[Saved entries]
====================

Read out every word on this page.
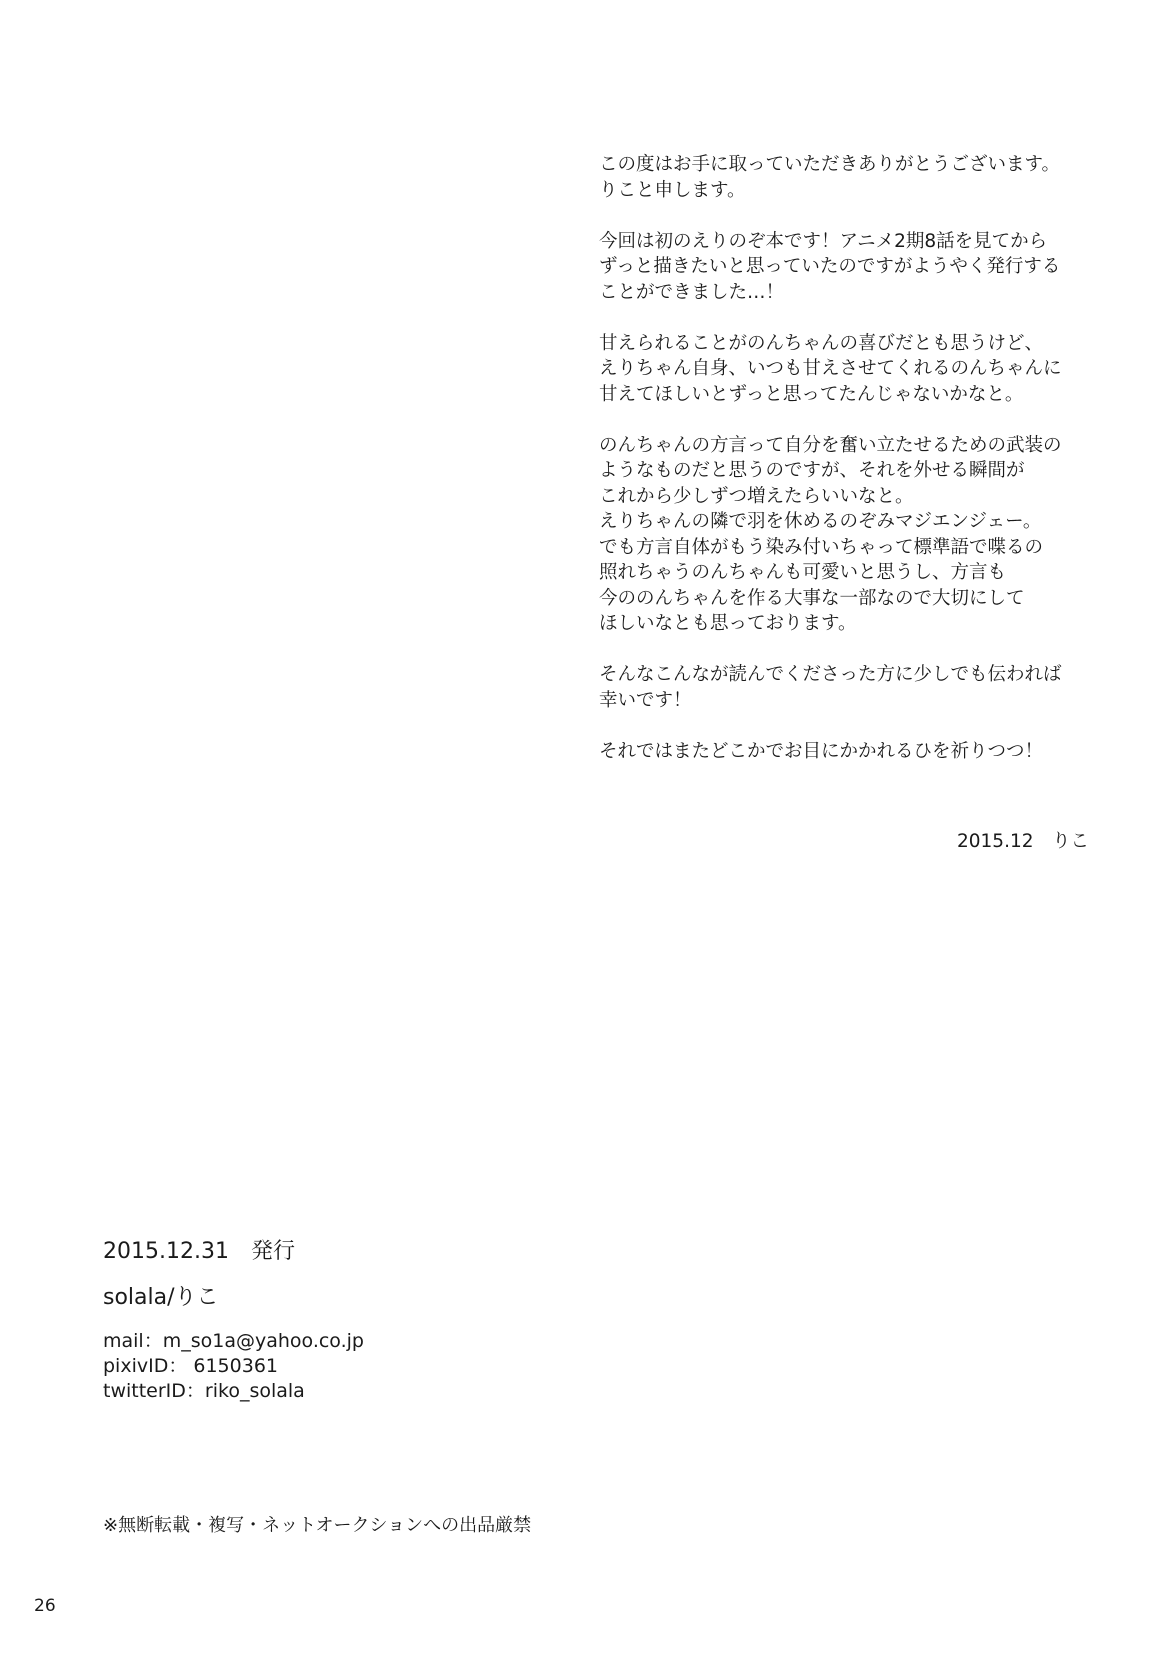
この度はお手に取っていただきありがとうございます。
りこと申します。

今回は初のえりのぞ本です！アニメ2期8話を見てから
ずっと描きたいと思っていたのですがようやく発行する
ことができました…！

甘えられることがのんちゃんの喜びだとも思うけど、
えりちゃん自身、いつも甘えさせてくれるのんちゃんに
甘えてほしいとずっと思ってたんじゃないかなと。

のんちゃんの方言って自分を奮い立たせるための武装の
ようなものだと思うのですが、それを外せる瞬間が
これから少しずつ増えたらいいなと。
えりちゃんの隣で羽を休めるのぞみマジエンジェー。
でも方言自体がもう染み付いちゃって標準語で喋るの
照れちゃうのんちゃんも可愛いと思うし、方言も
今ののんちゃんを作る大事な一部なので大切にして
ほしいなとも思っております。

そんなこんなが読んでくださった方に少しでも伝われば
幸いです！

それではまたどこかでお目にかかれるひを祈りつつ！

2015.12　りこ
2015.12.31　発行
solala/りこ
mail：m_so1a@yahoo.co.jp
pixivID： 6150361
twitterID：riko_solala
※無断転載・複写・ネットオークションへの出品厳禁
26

====================

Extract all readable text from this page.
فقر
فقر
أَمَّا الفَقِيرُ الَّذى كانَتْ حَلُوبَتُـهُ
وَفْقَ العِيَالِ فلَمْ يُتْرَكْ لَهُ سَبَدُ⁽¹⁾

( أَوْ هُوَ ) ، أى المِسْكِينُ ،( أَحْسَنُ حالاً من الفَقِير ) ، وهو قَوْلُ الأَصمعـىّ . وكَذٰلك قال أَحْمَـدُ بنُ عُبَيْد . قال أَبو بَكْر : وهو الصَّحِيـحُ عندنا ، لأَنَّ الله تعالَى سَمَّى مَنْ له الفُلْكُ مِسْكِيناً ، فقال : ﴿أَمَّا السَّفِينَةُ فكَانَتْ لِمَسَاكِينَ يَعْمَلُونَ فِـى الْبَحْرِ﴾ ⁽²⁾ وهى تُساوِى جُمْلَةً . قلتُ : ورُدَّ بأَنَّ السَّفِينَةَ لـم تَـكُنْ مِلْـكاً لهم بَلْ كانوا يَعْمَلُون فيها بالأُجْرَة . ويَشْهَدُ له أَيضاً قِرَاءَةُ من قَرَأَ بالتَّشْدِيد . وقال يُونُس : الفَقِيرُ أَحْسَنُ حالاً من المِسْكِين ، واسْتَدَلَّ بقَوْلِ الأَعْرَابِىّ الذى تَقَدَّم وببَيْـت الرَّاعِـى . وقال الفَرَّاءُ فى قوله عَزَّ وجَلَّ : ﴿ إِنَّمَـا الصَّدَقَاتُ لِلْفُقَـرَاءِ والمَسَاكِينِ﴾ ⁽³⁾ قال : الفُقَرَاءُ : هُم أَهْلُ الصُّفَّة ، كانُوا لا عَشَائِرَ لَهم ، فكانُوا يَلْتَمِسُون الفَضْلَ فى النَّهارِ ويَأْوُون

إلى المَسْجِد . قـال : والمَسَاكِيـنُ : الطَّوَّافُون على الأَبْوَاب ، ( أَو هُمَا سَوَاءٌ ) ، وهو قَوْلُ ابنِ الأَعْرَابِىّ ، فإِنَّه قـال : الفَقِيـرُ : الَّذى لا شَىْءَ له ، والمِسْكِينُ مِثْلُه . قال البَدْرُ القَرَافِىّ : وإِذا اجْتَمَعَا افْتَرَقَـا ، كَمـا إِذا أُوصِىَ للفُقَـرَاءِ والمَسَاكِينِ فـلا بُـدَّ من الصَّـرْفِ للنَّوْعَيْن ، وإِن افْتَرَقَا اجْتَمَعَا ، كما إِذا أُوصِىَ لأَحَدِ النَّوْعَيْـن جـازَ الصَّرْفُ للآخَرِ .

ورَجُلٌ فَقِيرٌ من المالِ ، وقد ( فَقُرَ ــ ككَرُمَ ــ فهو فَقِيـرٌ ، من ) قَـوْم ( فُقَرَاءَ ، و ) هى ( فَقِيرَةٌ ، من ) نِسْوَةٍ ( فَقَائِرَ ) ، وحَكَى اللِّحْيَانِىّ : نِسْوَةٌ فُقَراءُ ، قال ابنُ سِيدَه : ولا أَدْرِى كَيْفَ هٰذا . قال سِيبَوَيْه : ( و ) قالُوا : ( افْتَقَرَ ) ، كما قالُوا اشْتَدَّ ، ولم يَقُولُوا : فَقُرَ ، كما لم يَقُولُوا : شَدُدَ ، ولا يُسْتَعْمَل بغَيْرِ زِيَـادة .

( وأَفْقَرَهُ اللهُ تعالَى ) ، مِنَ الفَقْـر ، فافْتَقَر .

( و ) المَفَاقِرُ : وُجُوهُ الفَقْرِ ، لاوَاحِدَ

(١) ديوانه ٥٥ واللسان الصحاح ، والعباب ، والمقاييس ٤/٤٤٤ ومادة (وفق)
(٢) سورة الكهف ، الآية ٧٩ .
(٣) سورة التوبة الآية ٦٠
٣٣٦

====================

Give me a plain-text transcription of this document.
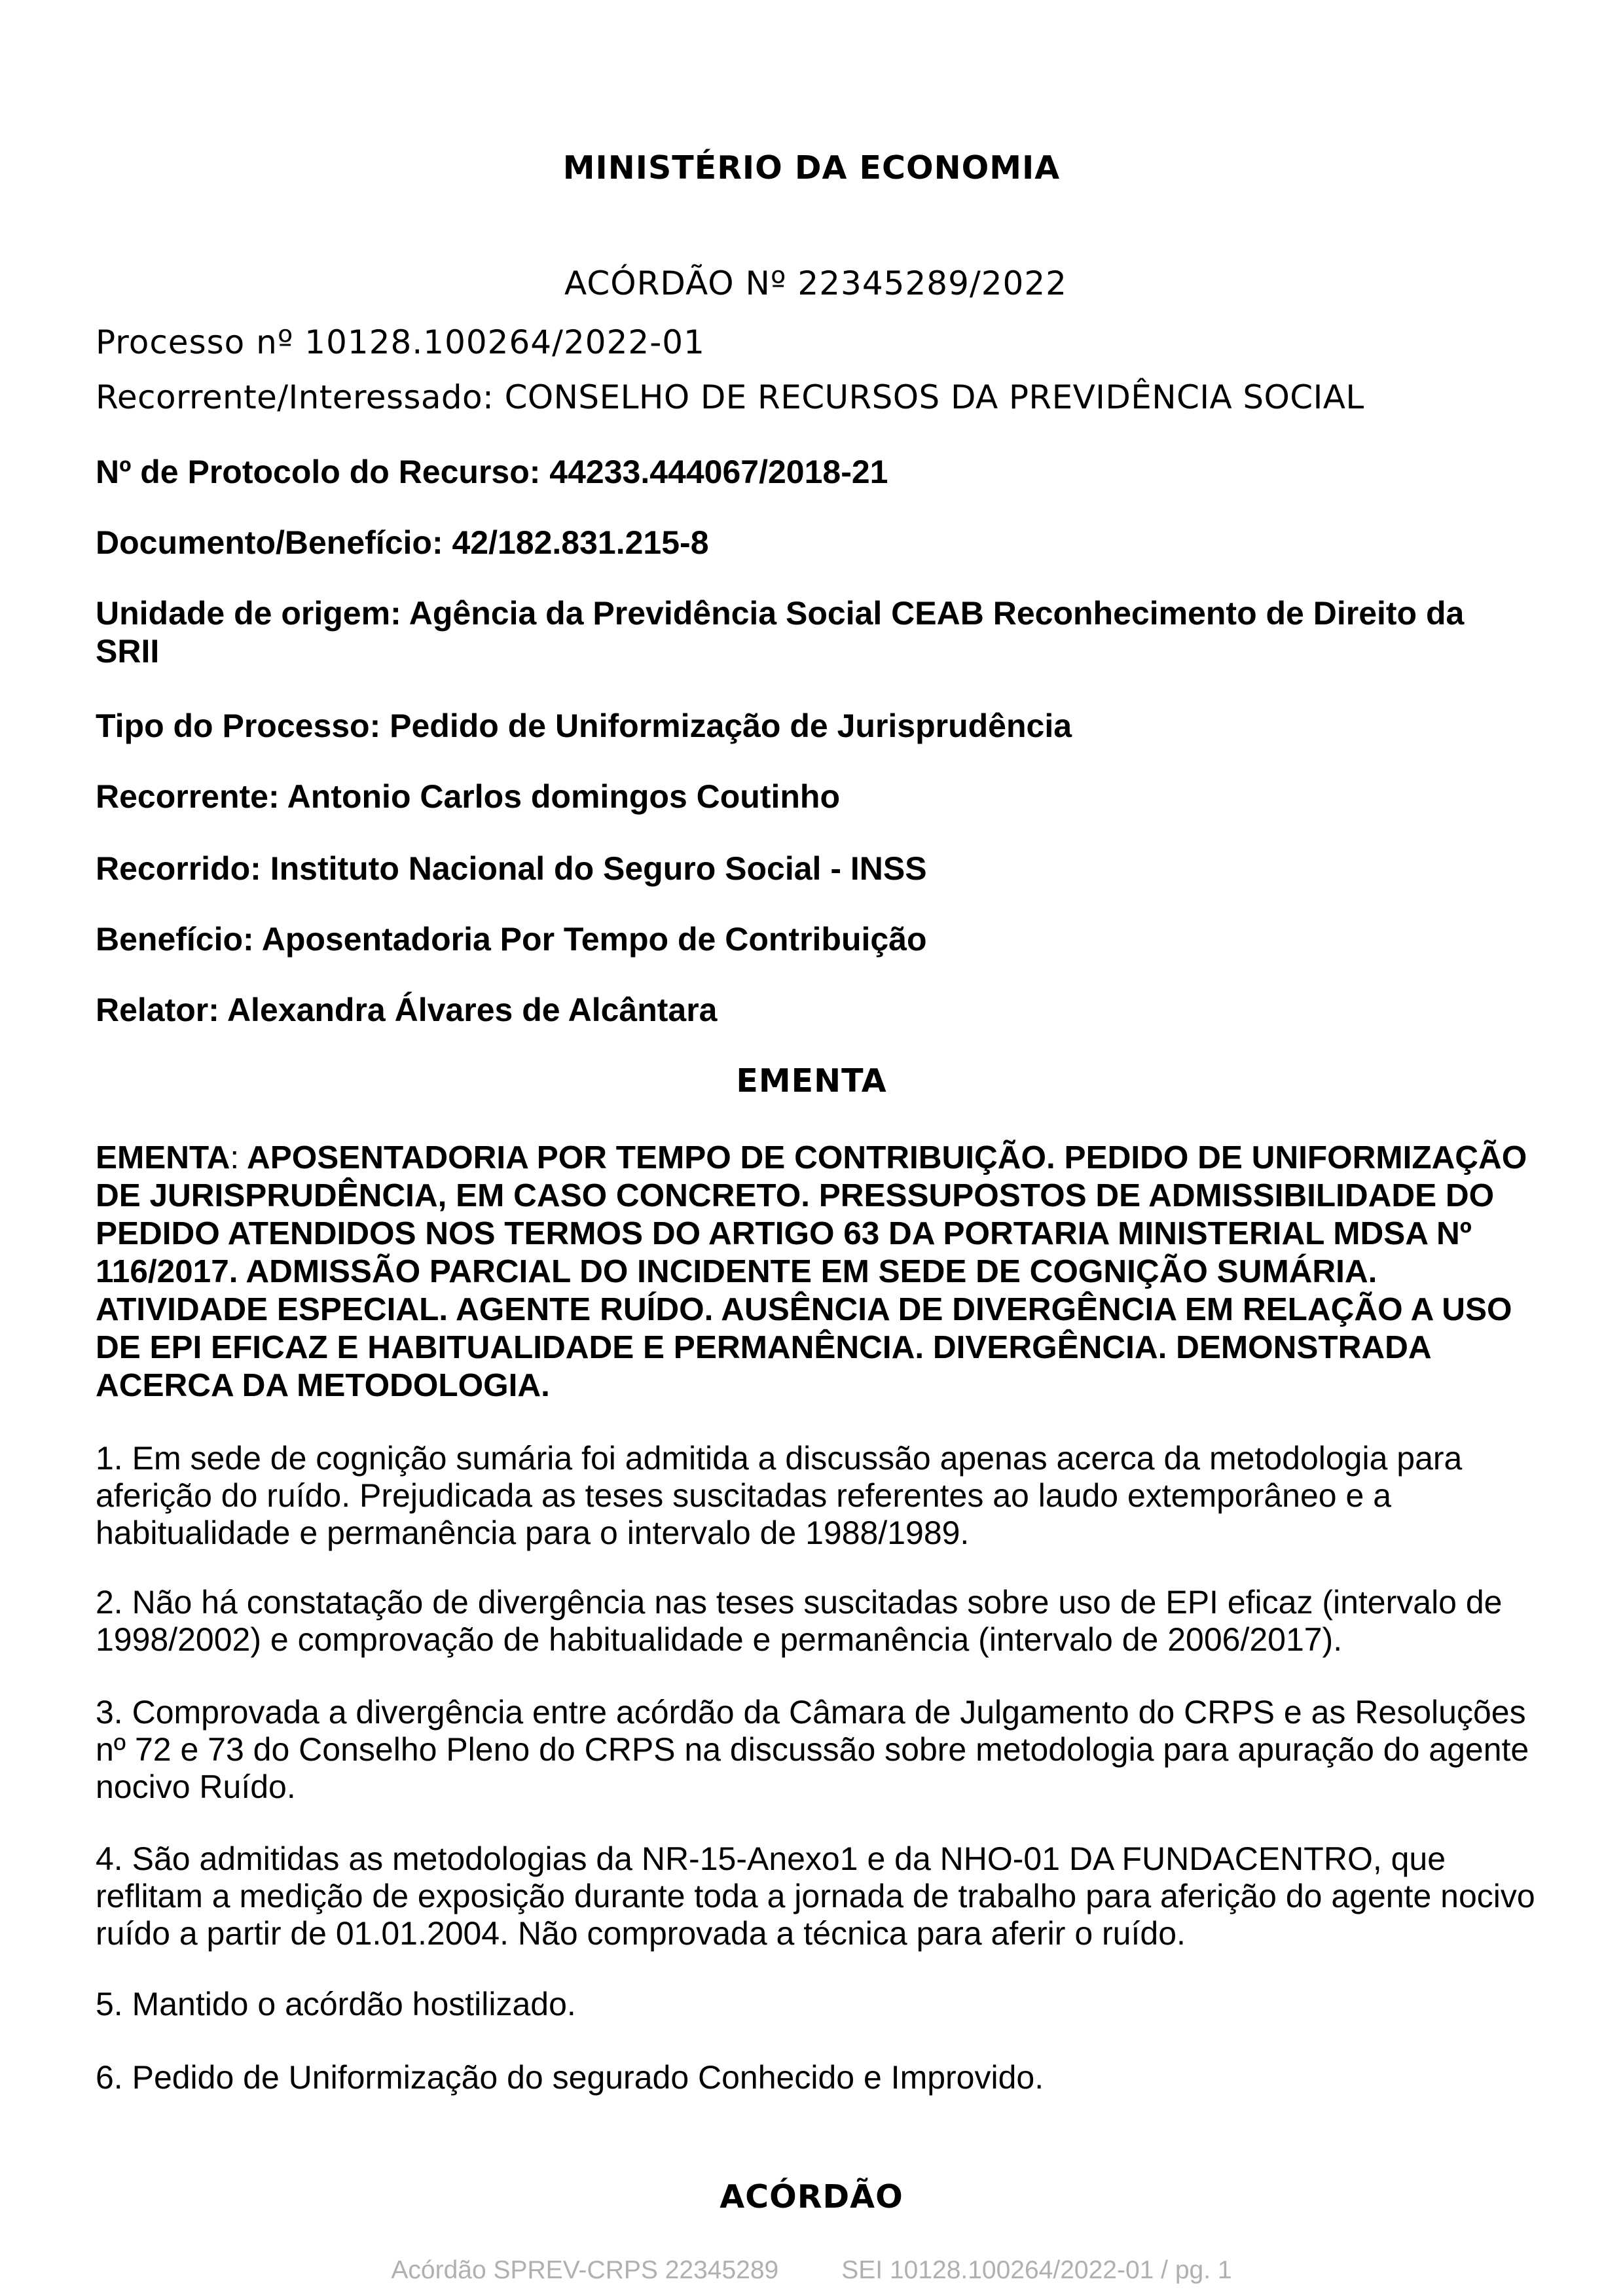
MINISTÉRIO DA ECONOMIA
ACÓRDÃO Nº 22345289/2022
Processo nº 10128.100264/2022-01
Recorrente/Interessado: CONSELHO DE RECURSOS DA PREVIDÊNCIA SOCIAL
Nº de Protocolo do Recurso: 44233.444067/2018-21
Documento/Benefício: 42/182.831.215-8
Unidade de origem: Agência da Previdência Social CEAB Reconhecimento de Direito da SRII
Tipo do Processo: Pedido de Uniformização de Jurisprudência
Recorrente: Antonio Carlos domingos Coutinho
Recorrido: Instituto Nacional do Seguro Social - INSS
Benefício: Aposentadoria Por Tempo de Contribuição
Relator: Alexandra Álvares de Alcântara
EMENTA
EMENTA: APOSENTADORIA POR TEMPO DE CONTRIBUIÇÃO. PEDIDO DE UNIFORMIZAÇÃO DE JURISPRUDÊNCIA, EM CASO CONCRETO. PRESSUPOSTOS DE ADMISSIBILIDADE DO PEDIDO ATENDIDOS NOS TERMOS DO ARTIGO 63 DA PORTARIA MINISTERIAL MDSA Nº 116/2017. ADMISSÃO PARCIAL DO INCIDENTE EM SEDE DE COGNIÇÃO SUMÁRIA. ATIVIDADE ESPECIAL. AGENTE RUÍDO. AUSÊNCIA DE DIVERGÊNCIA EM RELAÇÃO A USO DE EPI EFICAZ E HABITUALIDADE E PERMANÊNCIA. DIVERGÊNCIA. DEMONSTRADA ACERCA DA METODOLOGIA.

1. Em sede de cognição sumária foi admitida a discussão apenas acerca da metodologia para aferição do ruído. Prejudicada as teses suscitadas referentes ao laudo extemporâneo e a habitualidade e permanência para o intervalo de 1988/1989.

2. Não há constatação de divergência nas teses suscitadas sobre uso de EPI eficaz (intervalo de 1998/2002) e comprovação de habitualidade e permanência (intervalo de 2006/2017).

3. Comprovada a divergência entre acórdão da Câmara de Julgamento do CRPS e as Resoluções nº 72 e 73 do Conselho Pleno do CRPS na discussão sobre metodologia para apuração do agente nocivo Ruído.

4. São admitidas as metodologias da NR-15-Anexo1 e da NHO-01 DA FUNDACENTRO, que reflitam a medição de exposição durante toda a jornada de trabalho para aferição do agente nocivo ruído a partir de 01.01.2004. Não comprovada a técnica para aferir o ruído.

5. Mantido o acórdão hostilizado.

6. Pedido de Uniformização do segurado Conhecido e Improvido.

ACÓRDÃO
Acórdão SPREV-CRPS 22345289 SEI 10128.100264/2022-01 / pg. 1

====================

WRITTEN PROBLEM: In the records above, find each line that holds the word "Recorrente"; copy all such lines.

WRITTEN ANSWER:
Recorrente/Interessado: CONSELHO DE RECURSOS DA PREVIDÊNCIA SOCIAL
Recorrente: Antonio Carlos domingos Coutinho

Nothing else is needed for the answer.